▶ _Exercise task_
Look through the material below and count the lines with the string "within". Report only the count.

===== The input =====

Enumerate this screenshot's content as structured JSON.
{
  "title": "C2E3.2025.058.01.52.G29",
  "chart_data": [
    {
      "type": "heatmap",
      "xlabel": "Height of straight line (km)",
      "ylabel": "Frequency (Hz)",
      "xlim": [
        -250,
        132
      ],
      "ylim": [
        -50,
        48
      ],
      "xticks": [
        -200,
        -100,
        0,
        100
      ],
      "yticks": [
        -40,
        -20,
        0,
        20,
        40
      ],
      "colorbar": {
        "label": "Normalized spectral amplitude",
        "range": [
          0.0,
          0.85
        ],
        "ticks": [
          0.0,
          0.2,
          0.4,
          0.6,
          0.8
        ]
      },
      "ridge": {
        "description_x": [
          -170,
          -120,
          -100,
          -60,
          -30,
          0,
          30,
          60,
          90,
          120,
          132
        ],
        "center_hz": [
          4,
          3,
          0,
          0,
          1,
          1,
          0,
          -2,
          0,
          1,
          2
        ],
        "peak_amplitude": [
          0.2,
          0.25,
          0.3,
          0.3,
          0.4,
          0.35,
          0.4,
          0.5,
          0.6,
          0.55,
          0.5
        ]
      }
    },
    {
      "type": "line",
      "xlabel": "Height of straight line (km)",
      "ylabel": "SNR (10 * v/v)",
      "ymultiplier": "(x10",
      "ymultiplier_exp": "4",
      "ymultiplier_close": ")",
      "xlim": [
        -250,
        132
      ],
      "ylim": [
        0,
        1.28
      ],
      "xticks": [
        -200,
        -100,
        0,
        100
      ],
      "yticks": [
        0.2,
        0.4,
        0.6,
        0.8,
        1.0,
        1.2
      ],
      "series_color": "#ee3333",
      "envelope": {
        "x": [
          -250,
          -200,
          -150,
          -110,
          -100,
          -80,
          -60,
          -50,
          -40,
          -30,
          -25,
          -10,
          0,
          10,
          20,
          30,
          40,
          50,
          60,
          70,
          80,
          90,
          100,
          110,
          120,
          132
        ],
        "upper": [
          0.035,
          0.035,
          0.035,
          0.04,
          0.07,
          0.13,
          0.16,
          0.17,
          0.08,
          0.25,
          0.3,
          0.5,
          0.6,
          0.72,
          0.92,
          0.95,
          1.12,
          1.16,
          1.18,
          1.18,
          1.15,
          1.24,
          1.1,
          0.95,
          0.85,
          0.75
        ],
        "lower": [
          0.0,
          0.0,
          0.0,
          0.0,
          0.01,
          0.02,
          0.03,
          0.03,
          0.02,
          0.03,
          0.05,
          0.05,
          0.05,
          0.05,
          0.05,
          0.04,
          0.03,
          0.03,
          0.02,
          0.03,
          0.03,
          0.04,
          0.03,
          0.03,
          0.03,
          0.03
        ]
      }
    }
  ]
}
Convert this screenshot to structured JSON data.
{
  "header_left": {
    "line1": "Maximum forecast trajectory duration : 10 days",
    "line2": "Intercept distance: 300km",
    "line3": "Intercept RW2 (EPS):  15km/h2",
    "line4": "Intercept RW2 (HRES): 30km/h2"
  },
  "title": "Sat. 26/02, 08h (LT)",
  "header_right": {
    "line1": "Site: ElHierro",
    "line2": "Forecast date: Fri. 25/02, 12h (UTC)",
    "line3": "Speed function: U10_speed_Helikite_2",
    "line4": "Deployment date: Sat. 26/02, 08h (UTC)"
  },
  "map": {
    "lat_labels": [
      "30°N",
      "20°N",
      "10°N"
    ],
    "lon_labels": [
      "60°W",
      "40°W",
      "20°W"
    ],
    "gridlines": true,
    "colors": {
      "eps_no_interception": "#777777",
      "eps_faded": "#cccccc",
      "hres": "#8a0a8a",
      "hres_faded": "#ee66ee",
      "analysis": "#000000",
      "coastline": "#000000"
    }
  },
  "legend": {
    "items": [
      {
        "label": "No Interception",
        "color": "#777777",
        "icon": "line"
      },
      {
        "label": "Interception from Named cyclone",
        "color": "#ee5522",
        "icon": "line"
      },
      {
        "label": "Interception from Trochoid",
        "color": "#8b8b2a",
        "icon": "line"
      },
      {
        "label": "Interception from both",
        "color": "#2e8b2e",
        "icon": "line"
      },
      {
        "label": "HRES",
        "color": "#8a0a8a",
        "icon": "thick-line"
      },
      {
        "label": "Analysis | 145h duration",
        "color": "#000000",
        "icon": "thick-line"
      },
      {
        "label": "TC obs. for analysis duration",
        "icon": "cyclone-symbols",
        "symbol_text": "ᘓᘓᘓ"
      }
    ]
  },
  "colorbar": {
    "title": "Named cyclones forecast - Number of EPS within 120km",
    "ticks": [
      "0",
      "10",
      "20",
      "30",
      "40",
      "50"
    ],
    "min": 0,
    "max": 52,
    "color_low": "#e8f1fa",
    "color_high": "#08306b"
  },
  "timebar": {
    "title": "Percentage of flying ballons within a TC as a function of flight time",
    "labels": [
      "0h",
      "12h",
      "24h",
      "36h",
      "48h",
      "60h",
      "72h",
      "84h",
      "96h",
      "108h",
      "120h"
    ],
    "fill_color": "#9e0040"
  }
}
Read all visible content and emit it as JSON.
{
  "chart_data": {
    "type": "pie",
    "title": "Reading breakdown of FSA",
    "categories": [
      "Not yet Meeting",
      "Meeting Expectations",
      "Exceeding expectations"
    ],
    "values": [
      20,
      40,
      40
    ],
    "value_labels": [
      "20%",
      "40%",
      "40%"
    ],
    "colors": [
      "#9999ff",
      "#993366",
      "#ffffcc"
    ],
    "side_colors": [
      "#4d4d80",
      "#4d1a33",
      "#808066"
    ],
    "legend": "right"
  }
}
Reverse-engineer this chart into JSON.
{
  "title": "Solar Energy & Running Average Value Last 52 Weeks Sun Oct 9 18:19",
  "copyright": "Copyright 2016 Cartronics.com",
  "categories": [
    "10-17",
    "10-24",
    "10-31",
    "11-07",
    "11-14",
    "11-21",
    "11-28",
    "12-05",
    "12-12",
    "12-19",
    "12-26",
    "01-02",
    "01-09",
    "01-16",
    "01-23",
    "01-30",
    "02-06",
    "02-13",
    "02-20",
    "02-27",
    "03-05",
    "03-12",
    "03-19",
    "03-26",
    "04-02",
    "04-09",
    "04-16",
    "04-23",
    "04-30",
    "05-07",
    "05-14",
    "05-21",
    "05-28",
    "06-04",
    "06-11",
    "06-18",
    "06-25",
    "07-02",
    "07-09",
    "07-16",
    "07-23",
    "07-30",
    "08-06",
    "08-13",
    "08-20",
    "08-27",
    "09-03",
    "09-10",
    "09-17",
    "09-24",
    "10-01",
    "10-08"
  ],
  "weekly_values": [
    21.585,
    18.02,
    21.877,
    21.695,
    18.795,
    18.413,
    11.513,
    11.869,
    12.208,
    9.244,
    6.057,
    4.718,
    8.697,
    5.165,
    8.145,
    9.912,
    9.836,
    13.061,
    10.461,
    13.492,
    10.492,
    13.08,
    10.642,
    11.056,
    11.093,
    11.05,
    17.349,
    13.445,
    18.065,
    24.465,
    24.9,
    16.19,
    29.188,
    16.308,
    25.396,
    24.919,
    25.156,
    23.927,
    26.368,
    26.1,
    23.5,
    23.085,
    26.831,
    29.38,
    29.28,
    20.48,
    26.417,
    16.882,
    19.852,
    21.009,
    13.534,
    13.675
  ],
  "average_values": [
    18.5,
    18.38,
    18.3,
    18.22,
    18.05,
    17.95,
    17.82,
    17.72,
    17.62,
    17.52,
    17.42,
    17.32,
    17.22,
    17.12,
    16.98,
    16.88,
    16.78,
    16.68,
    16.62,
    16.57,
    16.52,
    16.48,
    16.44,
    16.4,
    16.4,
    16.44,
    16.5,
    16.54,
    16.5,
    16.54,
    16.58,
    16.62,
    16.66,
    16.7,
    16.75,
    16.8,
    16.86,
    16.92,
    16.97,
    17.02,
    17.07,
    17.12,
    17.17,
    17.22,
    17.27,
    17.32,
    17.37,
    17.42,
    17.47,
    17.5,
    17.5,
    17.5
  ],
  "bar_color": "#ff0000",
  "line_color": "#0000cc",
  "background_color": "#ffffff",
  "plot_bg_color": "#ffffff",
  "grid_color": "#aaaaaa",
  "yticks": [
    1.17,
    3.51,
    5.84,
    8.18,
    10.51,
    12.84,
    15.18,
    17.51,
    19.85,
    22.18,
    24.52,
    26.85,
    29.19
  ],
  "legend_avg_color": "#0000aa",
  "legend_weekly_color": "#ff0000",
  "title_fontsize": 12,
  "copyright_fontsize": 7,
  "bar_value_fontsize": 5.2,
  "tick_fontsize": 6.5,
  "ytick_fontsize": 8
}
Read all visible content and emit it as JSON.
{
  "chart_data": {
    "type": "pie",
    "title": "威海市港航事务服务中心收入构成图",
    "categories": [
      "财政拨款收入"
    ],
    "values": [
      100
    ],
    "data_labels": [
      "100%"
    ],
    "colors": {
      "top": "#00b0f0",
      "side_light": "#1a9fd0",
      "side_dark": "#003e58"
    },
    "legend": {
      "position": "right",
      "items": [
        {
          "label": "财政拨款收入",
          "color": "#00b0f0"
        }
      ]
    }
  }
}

=====

▶ _Exercise answer_
2